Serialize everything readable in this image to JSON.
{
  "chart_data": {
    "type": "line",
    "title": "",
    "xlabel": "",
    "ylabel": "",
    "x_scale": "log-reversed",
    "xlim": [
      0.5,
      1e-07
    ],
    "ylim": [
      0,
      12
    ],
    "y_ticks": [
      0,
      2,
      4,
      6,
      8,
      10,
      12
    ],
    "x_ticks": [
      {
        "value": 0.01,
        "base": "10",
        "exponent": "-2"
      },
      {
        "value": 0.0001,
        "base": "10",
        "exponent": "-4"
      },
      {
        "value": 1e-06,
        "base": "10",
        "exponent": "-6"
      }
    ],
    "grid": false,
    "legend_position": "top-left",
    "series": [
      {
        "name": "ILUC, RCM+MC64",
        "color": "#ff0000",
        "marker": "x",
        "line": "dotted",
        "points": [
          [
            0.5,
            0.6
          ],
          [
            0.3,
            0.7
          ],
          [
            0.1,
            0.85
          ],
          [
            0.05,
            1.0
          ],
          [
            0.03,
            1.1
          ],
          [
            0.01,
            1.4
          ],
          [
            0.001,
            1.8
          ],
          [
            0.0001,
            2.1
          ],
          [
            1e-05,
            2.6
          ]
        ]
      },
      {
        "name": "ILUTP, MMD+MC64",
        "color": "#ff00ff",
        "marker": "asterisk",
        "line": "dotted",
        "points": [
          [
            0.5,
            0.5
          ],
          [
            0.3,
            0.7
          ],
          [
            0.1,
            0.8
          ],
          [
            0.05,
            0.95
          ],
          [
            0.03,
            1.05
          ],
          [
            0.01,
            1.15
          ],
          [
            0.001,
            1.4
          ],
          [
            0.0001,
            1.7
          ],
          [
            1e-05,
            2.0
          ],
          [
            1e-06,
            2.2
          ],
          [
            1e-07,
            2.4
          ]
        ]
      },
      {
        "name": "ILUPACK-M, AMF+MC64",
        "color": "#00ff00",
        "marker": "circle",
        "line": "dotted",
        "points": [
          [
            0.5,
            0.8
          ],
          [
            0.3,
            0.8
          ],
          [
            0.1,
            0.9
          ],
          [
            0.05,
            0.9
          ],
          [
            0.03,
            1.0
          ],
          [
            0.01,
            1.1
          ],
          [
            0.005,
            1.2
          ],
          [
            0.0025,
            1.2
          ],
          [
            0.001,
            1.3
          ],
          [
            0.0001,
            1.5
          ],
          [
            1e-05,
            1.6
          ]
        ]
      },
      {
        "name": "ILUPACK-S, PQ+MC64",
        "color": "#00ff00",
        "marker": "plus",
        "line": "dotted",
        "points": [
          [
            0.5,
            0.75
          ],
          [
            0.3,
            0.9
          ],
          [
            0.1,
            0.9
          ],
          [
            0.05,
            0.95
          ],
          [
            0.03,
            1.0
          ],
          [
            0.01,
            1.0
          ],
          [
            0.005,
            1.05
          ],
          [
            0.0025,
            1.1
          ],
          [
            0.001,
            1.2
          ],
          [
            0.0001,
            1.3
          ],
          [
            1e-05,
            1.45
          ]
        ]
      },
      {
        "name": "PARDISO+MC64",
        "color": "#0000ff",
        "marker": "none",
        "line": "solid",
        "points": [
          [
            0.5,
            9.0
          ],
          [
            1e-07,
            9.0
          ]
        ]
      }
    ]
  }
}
....................
**PROMPT:** Repeat the material from above exactly, word for word.

**SOLUTION:**
Serialize everything readable in this image to JSON.
{
  "chart_data": {
    "type": "line",
    "title": "",
    "xlabel": "",
    "ylabel": "",
    "x_scale": "log-reversed",
    "xlim": [
      0.5,
      1e-07
    ],
    "ylim": [
      0,
      12
    ],
    "y_ticks": [
      0,
      2,
      4,
      6,
      8,
      10,
      12
    ],
    "x_ticks": [
      {
        "value": 0.01,
        "base": "10",
        "exponent": "-2"
      },
      {
        "value": 0.0001,
        "base": "10",
        "exponent": "-4"
      },
      {
        "value": 1e-06,
        "base": "10",
        "exponent": "-6"
      }
    ],
    "grid": false,
    "legend_position": "top-left",
    "series": [
      {
        "name": "ILUC, RCM+MC64",
        "color": "#ff0000",
        "marker": "x",
        "line": "dotted",
        "points": [
          [
            0.5,
            0.6
          ],
          [
            0.3,
            0.7
          ],
          [
            0.1,
            0.85
          ],
          [
            0.05,
            1.0
          ],
          [
            0.03,
            1.1
          ],
          [
            0.01,
            1.4
          ],
          [
            0.001,
            1.8
          ],
          [
            0.0001,
            2.1
          ],
          [
            1e-05,
            2.6
          ]
        ]
      },
      {
        "name": "ILUTP, MMD+MC64",
        "color": "#ff00ff",
        "marker": "asterisk",
        "line": "dotted",
        "points": [
          [
            0.5,
            0.5
          ],
          [
            0.3,
            0.7
          ],
          [
            0.1,
            0.8
          ],
          [
            0.05,
            0.95
          ],
          [
            0.03,
            1.05
          ],
          [
            0.01,
            1.15
          ],
          [
            0.001,
            1.4
          ],
          [
            0.0001,
            1.7
          ],
          [
            1e-05,
            2.0
          ],
          [
            1e-06,
            2.2
          ],
          [
            1e-07,
            2.4
          ]
        ]
      },
      {
        "name": "ILUPACK-M, AMF+MC64",
        "color": "#00ff00",
        "marker": "circle",
        "line": "dotted",
        "points": [
          [
            0.5,
            0.8
          ],
          [
            0.3,
            0.8
          ],
          [
            0.1,
            0.9
          ],
          [
            0.05,
            0.9
          ],
          [
            0.03,
            1.0
          ],
          [
            0.01,
            1.1
          ],
          [
            0.005,
            1.2
          ],
          [
            0.0025,
            1.2
          ],
          [
            0.001,
            1.3
          ],
          [
            0.0001,
            1.5
          ],
          [
            1e-05,
            1.6
          ]
        ]
      },
      {
        "name": "ILUPACK-S, PQ+MC64",
        "color": "#00ff00",
        "marker": "plus",
        "line": "dotted",
        "points": [
          [
            0.5,
            0.75
          ],
          [
            0.3,
            0.9
          ],
          [
            0.1,
            0.9
          ],
          [
            0.05,
            0.95
          ],
          [
            0.03,
            1.0
          ],
          [
            0.01,
            1.0
          ],
          [
            0.005,
            1.05
          ],
          [
            0.0025,
            1.1
          ],
          [
            0.001,
            1.2
          ],
          [
            0.0001,
            1.3
          ],
          [
            1e-05,
            1.45
          ]
        ]
      },
      {
        "name": "PARDISO+MC64",
        "color": "#0000ff",
        "marker": "none",
        "line": "solid",
        "points": [
          [
            0.5,
            9.0
          ],
          [
            1e-07,
            9.0
          ]
        ]
      }
    ]
  }
}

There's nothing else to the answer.